#### Goal of the exercise:
Exact repetition is required: output every record in full.

'''

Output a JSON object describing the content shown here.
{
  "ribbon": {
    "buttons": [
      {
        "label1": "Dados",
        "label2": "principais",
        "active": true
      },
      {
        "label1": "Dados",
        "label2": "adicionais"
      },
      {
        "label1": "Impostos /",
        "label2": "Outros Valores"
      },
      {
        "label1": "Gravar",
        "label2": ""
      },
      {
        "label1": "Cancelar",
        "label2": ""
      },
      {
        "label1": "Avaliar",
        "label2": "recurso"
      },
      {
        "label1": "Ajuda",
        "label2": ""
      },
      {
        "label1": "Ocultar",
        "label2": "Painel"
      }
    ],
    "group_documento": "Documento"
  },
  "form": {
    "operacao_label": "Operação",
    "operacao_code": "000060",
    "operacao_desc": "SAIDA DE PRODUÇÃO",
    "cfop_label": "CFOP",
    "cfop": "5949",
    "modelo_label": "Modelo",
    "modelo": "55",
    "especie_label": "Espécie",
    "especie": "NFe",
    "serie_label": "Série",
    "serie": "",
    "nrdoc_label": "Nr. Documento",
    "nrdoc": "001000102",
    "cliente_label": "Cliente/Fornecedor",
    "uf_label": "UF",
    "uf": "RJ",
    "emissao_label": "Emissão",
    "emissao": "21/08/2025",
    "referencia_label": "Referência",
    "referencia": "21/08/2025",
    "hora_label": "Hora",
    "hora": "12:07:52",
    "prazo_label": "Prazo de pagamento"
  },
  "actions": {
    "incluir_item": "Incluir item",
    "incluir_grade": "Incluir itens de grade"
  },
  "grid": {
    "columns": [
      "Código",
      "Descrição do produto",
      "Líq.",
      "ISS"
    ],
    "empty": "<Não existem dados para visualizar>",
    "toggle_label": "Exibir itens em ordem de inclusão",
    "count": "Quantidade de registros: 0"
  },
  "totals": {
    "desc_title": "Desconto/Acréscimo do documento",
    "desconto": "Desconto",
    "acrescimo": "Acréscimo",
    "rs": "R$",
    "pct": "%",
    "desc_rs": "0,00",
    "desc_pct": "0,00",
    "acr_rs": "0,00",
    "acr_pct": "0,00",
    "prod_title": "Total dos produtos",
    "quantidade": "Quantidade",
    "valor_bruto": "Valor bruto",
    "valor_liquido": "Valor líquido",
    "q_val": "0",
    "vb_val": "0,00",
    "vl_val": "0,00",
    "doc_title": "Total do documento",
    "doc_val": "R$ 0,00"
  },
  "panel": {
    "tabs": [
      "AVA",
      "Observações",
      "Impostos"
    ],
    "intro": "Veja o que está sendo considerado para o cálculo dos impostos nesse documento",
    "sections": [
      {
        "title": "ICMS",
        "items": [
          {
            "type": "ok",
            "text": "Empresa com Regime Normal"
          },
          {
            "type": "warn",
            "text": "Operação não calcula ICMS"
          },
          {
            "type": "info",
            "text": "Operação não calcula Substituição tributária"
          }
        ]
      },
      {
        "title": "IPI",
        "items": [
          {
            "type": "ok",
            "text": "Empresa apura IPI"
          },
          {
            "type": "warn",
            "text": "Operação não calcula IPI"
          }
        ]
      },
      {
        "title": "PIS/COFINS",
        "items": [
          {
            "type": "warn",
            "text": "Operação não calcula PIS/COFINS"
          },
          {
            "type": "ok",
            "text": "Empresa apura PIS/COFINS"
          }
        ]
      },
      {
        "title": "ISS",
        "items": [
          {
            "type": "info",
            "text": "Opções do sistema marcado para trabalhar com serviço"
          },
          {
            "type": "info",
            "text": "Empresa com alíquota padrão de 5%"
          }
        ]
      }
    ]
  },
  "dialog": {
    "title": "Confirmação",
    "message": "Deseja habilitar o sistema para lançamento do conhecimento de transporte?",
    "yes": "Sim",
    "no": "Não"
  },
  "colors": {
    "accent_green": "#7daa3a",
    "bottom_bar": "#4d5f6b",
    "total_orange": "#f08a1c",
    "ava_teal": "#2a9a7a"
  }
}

'''

#### Full answer:
Output a JSON object describing the content shown here.
{
  "ribbon": {
    "buttons": [
      {
        "label1": "Dados",
        "label2": "principais",
        "active": true
      },
      {
        "label1": "Dados",
        "label2": "adicionais"
      },
      {
        "label1": "Impostos /",
        "label2": "Outros Valores"
      },
      {
        "label1": "Gravar",
        "label2": ""
      },
      {
        "label1": "Cancelar",
        "label2": ""
      },
      {
        "label1": "Avaliar",
        "label2": "recurso"
      },
      {
        "label1": "Ajuda",
        "label2": ""
      },
      {
        "label1": "Ocultar",
        "label2": "Painel"
      }
    ],
    "group_documento": "Documento"
  },
  "form": {
    "operacao_label": "Operação",
    "operacao_code": "000060",
    "operacao_desc": "SAIDA DE PRODUÇÃO",
    "cfop_label": "CFOP",
    "cfop": "5949",
    "modelo_label": "Modelo",
    "modelo": "55",
    "especie_label": "Espécie",
    "especie": "NFe",
    "serie_label": "Série",
    "serie": "",
    "nrdoc_label": "Nr. Documento",
    "nrdoc": "001000102",
    "cliente_label": "Cliente/Fornecedor",
    "uf_label": "UF",
    "uf": "RJ",
    "emissao_label": "Emissão",
    "emissao": "21/08/2025",
    "referencia_label": "Referência",
    "referencia": "21/08/2025",
    "hora_label": "Hora",
    "hora": "12:07:52",
    "prazo_label": "Prazo de pagamento"
  },
  "actions": {
    "incluir_item": "Incluir item",
    "incluir_grade": "Incluir itens de grade"
  },
  "grid": {
    "columns": [
      "Código",
      "Descrição do produto",
      "Líq.",
      "ISS"
    ],
    "empty": "<Não existem dados para visualizar>",
    "toggle_label": "Exibir itens em ordem de inclusão",
    "count": "Quantidade de registros: 0"
  },
  "totals": {
    "desc_title": "Desconto/Acréscimo do documento",
    "desconto": "Desconto",
    "acrescimo": "Acréscimo",
    "rs": "R$",
    "pct": "%",
    "desc_rs": "0,00",
    "desc_pct": "0,00",
    "acr_rs": "0,00",
    "acr_pct": "0,00",
    "prod_title": "Total dos produtos",
    "quantidade": "Quantidade",
    "valor_bruto": "Valor bruto",
    "valor_liquido": "Valor líquido",
    "q_val": "0",
    "vb_val": "0,00",
    "vl_val": "0,00",
    "doc_title": "Total do documento",
    "doc_val": "R$ 0,00"
  },
  "panel": {
    "tabs": [
      "AVA",
      "Observações",
      "Impostos"
    ],
    "intro": "Veja o que está sendo considerado para o cálculo dos impostos nesse documento",
    "sections": [
      {
        "title": "ICMS",
        "items": [
          {
            "type": "ok",
            "text": "Empresa com Regime Normal"
          },
          {
            "type": "warn",
            "text": "Operação não calcula ICMS"
          },
          {
            "type": "info",
            "text": "Operação não calcula Substituição tributária"
          }
        ]
      },
      {
        "title": "IPI",
        "items": [
          {
            "type": "ok",
            "text": "Empresa apura IPI"
          },
          {
            "type": "warn",
            "text": "Operação não calcula IPI"
          }
        ]
      },
      {
        "title": "PIS/COFINS",
        "items": [
          {
            "type": "warn",
            "text": "Operação não calcula PIS/COFINS"
          },
          {
            "type": "ok",
            "text": "Empresa apura PIS/COFINS"
          }
        ]
      },
      {
        "title": "ISS",
        "items": [
          {
            "type": "info",
            "text": "Opções do sistema marcado para trabalhar com serviço"
          },
          {
            "type": "info",
            "text": "Empresa com alíquota padrão de 5%"
          }
        ]
      }
    ]
  },
  "dialog": {
    "title": "Confirmação",
    "message": "Deseja habilitar o sistema para lançamento do conhecimento de transporte?",
    "yes": "Sim",
    "no": "Não"
  },
  "colors": {
    "accent_green": "#7daa3a",
    "bottom_bar": "#4d5f6b",
    "total_orange": "#f08a1c",
    "ava_teal": "#2a9a7a"
  }
}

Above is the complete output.